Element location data
----
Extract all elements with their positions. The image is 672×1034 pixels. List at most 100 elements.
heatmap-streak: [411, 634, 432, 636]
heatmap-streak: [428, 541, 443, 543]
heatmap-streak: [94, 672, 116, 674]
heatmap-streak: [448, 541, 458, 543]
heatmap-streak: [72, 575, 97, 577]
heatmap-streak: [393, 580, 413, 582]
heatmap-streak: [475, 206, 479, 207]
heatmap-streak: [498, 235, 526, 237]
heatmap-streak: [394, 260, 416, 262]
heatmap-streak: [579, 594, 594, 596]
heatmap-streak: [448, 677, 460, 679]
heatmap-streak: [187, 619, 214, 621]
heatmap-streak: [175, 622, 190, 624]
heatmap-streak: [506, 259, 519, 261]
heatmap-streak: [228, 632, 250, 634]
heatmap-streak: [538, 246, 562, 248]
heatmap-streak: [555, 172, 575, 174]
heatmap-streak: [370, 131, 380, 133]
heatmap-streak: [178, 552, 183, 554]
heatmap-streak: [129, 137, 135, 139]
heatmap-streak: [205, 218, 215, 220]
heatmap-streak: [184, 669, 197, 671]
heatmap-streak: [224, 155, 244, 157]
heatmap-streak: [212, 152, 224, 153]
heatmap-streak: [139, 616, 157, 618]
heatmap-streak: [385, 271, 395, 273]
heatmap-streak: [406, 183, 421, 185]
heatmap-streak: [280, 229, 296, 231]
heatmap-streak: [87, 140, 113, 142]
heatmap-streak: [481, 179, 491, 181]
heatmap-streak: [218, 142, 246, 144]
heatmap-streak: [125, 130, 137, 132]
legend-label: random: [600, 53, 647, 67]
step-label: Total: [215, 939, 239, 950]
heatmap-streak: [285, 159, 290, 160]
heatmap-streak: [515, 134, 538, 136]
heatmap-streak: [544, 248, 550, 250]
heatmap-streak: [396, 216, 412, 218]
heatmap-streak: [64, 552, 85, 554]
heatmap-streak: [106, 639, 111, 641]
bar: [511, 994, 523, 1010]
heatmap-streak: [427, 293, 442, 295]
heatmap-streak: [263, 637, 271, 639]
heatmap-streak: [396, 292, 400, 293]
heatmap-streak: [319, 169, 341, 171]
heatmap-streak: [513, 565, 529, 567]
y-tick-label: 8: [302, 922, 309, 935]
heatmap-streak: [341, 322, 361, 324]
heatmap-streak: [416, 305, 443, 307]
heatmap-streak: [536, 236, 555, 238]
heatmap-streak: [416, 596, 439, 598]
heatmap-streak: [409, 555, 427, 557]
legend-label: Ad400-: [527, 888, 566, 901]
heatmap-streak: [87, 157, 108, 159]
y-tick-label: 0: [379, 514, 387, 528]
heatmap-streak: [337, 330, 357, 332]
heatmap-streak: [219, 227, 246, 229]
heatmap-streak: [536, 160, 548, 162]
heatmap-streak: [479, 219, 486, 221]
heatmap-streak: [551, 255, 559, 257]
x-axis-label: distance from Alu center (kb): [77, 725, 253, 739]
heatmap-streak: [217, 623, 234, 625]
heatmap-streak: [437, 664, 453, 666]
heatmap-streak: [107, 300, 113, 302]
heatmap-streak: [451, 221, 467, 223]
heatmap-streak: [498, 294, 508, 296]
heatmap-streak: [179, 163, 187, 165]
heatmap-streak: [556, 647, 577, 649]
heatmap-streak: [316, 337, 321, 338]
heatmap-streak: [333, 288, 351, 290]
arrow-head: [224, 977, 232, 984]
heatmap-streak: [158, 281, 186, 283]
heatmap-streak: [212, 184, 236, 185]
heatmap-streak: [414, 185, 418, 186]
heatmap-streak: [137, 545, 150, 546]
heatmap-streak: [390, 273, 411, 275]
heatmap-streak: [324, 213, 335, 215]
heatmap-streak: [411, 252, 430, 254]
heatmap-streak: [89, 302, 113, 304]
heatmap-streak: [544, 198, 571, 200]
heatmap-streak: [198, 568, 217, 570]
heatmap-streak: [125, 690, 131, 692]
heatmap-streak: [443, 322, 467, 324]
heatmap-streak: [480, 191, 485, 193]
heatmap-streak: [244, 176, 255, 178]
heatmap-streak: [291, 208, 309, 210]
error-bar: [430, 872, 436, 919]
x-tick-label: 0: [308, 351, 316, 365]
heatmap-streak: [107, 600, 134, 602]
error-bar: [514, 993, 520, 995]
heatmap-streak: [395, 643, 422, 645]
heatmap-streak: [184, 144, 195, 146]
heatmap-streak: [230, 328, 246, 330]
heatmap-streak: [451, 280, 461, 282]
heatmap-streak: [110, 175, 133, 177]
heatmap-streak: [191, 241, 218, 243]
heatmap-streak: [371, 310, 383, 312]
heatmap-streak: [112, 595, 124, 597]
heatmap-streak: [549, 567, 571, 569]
----
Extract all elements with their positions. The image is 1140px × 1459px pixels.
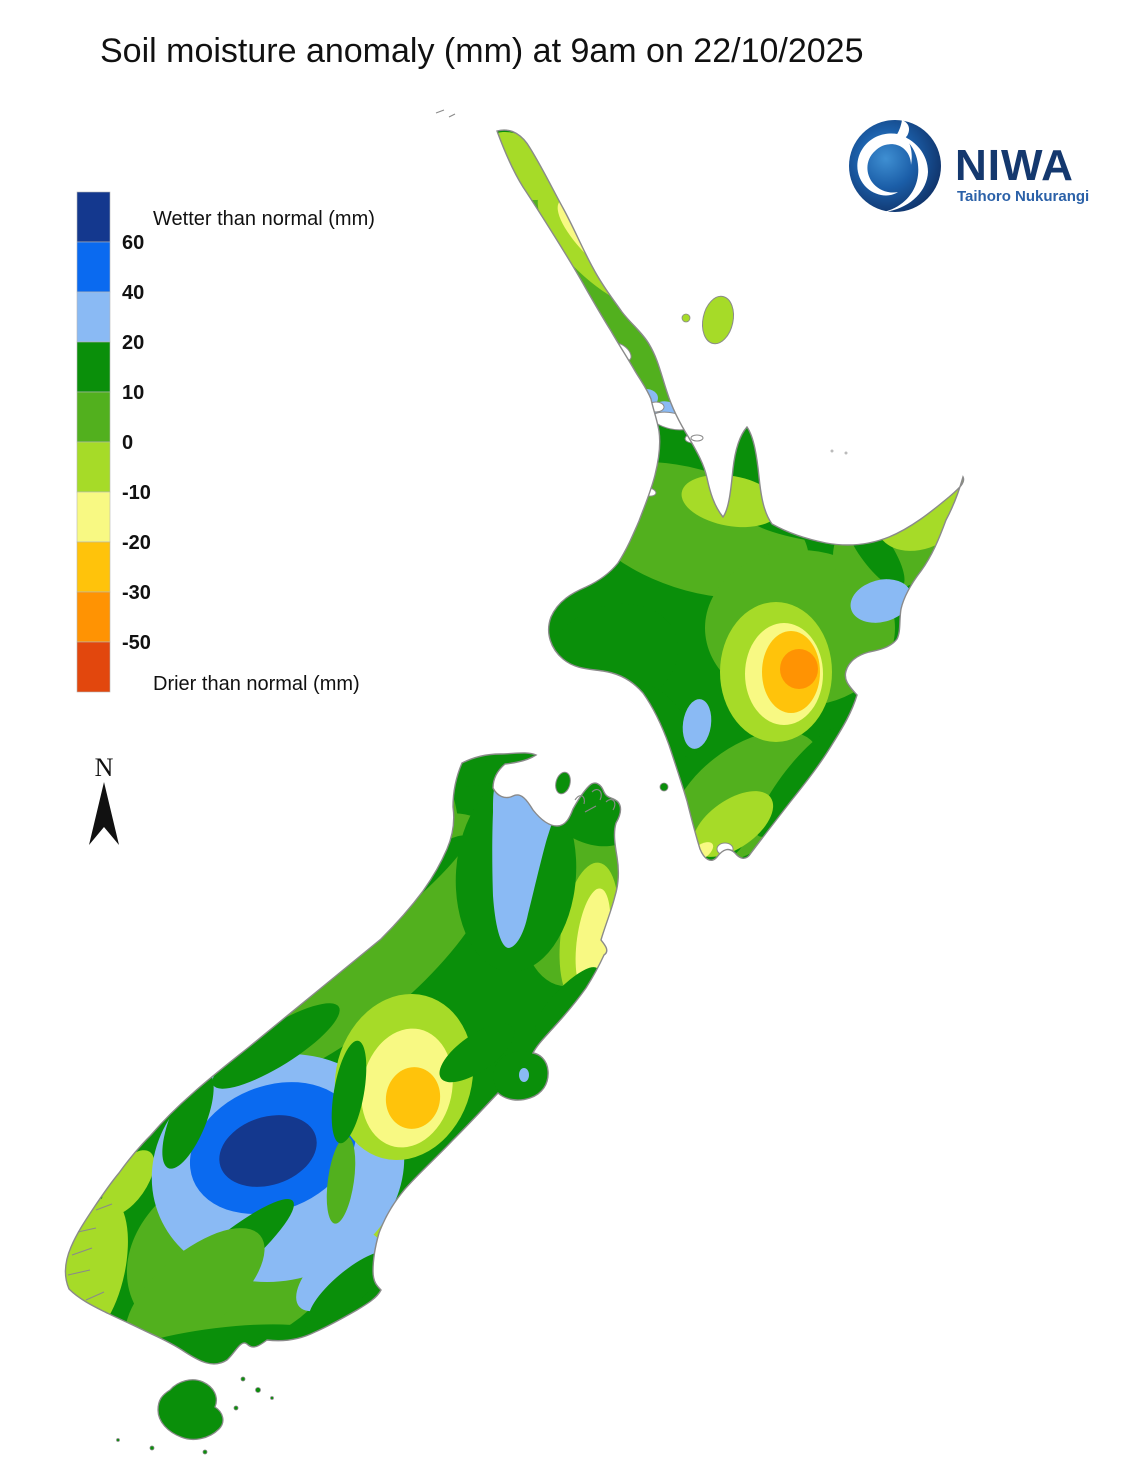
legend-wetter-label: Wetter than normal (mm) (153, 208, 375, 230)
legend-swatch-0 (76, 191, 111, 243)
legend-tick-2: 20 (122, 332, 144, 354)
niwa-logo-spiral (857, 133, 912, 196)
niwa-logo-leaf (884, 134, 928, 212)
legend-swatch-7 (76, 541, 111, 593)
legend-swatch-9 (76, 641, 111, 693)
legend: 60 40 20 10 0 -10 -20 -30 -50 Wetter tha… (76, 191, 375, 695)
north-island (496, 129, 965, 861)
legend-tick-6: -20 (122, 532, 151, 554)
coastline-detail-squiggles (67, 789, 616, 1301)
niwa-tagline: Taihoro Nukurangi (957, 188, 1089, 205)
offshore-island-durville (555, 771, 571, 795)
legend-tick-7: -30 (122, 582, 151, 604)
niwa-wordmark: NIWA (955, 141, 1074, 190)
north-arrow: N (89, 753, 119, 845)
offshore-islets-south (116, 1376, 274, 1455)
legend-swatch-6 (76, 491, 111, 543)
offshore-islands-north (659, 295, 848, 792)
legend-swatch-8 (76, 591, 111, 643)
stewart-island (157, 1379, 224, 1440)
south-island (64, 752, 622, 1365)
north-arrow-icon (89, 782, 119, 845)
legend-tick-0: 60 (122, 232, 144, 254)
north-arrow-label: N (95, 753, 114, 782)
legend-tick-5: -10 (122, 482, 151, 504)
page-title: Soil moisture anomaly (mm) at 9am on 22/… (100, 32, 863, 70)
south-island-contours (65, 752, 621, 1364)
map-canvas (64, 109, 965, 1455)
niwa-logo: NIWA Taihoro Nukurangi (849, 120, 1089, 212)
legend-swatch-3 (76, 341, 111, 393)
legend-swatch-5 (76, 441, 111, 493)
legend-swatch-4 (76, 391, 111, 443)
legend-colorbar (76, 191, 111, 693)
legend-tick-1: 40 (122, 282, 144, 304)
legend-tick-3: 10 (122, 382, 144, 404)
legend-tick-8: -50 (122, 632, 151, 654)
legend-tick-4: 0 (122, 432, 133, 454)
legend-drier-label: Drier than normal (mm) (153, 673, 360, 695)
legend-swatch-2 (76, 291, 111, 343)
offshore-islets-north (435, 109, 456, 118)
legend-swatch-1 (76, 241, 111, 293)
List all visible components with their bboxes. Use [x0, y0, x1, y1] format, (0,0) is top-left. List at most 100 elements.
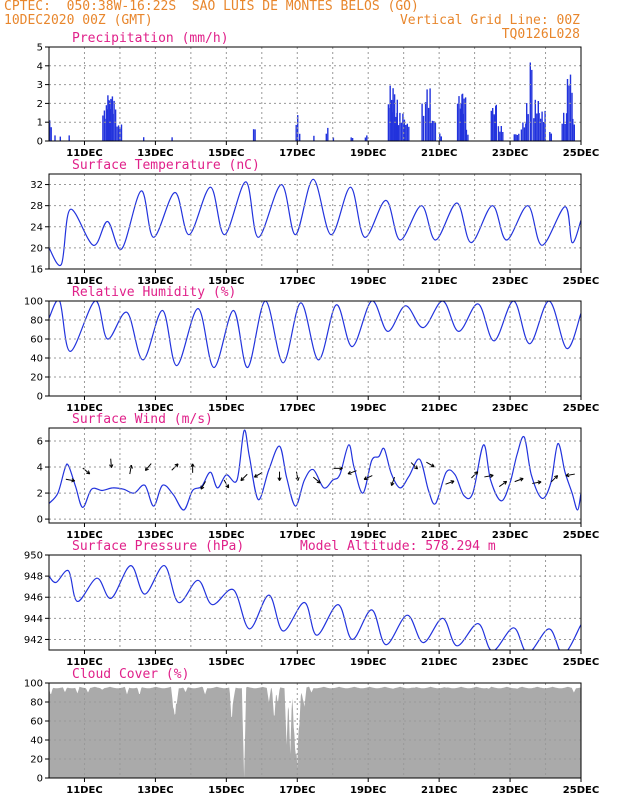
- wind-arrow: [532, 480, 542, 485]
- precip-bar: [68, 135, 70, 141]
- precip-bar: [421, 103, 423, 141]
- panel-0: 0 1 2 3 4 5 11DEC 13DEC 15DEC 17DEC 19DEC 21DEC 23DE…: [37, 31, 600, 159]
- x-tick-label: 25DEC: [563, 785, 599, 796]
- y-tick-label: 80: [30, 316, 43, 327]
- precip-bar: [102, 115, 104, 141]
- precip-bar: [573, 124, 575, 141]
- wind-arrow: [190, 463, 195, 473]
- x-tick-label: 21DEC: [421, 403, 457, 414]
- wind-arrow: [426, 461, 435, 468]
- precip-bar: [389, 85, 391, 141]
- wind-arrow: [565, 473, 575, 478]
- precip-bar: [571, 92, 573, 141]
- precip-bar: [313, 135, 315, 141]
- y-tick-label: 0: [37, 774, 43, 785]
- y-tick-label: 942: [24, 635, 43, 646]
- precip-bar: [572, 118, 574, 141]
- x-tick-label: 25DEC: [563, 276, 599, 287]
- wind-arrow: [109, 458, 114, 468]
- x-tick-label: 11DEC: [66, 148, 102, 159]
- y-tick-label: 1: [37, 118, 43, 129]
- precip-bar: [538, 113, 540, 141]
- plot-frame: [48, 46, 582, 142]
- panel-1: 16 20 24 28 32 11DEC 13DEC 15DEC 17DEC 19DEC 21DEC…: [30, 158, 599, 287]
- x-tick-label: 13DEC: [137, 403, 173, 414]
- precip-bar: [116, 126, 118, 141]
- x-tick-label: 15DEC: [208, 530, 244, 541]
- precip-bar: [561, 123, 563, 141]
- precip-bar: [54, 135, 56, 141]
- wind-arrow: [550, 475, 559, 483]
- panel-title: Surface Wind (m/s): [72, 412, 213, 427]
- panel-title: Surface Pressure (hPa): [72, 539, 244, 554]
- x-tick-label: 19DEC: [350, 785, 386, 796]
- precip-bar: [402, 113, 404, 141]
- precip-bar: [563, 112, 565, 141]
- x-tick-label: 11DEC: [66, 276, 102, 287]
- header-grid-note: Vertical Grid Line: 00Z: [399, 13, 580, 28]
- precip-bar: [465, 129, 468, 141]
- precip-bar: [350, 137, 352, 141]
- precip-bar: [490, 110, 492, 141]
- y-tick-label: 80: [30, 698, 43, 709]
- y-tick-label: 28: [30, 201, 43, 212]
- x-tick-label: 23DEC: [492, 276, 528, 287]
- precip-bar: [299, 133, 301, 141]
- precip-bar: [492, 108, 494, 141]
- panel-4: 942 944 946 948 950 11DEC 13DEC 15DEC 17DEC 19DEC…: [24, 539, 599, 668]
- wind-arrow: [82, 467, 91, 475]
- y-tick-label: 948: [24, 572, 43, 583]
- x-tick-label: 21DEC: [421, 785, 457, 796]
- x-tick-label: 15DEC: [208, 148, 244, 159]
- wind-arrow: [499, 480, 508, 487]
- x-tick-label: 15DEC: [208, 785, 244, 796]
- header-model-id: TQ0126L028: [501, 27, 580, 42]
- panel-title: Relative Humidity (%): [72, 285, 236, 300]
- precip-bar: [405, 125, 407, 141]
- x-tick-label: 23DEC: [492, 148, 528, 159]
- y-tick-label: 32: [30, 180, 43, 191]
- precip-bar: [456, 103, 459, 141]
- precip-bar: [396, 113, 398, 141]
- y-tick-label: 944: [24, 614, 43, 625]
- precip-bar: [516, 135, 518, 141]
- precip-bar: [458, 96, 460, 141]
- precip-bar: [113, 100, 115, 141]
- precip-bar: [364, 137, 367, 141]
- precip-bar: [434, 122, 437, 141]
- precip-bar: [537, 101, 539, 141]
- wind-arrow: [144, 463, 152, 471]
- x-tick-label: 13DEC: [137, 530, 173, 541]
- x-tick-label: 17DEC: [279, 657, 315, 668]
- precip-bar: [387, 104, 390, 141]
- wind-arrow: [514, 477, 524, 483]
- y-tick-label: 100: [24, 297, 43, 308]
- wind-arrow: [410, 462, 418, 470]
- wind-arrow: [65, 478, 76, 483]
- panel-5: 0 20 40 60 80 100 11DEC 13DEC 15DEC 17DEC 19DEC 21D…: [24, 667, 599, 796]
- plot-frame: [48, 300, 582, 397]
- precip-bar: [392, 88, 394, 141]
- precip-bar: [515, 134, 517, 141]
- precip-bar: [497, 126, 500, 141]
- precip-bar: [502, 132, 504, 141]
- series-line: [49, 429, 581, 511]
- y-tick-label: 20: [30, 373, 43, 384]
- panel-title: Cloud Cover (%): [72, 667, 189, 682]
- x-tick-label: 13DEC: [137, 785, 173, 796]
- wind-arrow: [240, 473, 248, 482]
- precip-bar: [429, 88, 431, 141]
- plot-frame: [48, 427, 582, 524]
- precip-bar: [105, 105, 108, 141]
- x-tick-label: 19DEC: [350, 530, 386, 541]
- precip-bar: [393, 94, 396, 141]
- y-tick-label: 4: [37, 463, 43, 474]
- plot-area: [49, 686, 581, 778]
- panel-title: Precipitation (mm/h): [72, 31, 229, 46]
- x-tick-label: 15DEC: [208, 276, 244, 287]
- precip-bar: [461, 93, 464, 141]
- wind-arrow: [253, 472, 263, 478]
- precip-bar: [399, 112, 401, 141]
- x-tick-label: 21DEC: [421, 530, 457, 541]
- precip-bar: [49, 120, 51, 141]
----
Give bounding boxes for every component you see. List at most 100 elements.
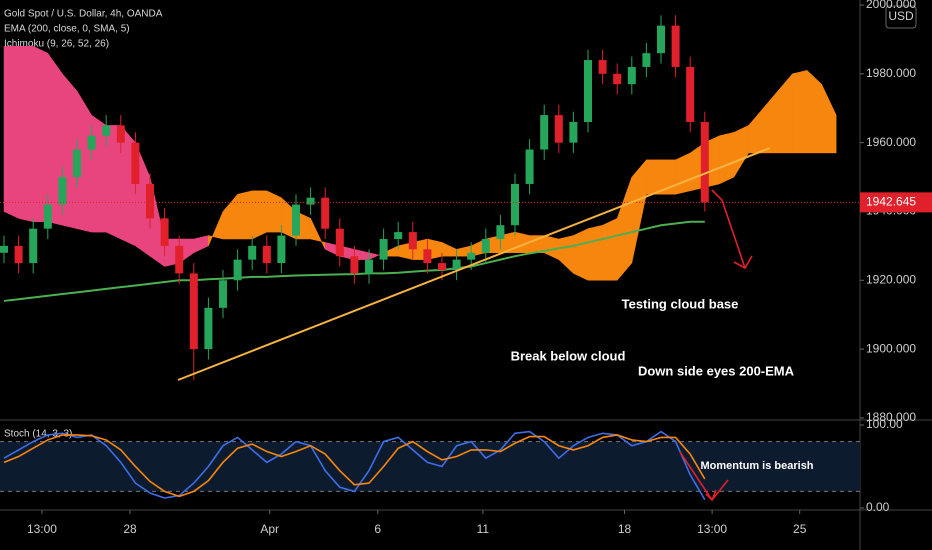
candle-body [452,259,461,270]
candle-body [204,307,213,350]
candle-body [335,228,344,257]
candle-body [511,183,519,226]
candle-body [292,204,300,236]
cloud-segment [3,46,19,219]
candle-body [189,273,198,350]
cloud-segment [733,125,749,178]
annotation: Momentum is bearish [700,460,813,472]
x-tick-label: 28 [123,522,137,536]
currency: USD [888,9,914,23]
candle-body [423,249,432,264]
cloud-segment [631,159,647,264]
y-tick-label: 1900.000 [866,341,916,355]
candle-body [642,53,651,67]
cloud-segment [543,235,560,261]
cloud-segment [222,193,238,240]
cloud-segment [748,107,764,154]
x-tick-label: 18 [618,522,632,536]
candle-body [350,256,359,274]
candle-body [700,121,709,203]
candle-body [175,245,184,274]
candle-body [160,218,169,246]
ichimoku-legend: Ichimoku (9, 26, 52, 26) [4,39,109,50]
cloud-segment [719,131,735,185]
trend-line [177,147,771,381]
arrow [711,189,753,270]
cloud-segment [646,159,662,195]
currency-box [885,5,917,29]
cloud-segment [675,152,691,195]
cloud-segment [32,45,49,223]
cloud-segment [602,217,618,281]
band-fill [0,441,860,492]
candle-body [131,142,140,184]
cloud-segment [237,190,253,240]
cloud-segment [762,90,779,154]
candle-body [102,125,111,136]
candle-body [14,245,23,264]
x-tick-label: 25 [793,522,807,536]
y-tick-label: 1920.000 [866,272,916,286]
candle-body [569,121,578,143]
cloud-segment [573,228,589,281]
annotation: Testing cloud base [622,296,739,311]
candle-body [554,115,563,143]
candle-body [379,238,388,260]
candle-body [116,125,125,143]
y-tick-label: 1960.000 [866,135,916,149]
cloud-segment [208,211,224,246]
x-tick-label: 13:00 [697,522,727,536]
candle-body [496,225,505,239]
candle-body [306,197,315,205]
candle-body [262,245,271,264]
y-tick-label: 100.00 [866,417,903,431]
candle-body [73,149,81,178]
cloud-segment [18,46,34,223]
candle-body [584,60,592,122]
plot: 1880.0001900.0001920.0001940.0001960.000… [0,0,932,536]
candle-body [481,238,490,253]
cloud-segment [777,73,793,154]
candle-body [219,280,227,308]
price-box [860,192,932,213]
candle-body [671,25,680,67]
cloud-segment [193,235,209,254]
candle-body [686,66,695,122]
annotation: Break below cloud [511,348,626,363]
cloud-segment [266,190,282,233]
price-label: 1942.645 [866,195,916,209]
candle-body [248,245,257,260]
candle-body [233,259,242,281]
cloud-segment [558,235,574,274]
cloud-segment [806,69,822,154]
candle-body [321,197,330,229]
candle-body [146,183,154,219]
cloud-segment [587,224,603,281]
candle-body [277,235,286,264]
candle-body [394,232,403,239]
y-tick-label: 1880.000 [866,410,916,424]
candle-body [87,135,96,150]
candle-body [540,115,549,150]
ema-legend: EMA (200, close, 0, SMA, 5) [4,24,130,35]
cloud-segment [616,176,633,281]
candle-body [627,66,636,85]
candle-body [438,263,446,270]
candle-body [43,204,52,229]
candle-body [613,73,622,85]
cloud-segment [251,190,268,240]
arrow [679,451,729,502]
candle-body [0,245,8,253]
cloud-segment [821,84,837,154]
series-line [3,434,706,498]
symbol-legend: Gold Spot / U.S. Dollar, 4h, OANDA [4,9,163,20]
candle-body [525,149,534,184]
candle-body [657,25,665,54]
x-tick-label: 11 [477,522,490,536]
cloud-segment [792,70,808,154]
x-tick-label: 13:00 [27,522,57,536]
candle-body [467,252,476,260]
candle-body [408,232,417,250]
----
Aim =>
Update the listing from the line with "legend-wetter-label: Wetter than" up to and including the line with "legend-drier-label: Drier than" by replacing "normal" with "average" and keeping everything else the same. Give only those lines.

Response below =>
legend-wetter-label: Wetter than average (mm) (153, 208, 375, 230)
legend-swatch-0 (76, 191, 111, 243)
legend-tick-2: 20 (122, 332, 144, 354)
niwa-logo-spiral (857, 133, 912, 196)
niwa-logo-leaf (884, 134, 928, 212)
legend-swatch-7 (76, 541, 111, 593)
legend-swatch-9 (76, 641, 111, 693)
legend: 60 40 20 10 0 -10 -20 -30 -50 Wetter tha… (76, 191, 375, 695)
north-island (496, 129, 965, 861)
legend-tick-6: -20 (122, 532, 151, 554)
coastline-detail-squiggles (67, 789, 616, 1301)
niwa-tagline: Taihoro Nukurangi (957, 188, 1089, 205)
offshore-island-durville (555, 771, 571, 795)
legend-tick-7: -30 (122, 582, 151, 604)
niwa-wordmark: NIWA (955, 141, 1074, 190)
north-arrow: N (89, 753, 119, 845)
offshore-islets-south (116, 1376, 274, 1455)
legend-swatch-6 (76, 491, 111, 543)
offshore-islands-north (659, 295, 848, 792)
legend-swatch-8 (76, 591, 111, 643)
stewart-island (157, 1379, 224, 1440)
south-island (64, 752, 622, 1365)
north-arrow-icon (89, 782, 119, 845)
legend-tick-0: 60 (122, 232, 144, 254)
north-arrow-label: N (95, 753, 114, 782)
legend-tick-5: -10 (122, 482, 151, 504)
page-title: Soil moisture anomaly (mm) at 9am on 22/… (100, 32, 863, 70)
south-island-contours (65, 752, 621, 1364)
map-canvas (64, 109, 965, 1455)
niwa-logo: NIWA Taihoro Nukurangi (849, 120, 1089, 212)
legend-swatch-3 (76, 341, 111, 393)
legend-swatch-5 (76, 441, 111, 493)
legend-swatch-4 (76, 391, 111, 443)
legend-colorbar (76, 191, 111, 693)
legend-tick-1: 40 (122, 282, 144, 304)
legend-tick-3: 10 (122, 382, 144, 404)
legend-tick-8: -50 (122, 632, 151, 654)
legend-tick-4: 0 (122, 432, 133, 454)
legend-drier-label: Drier than average (mm) (153, 673, 360, 695)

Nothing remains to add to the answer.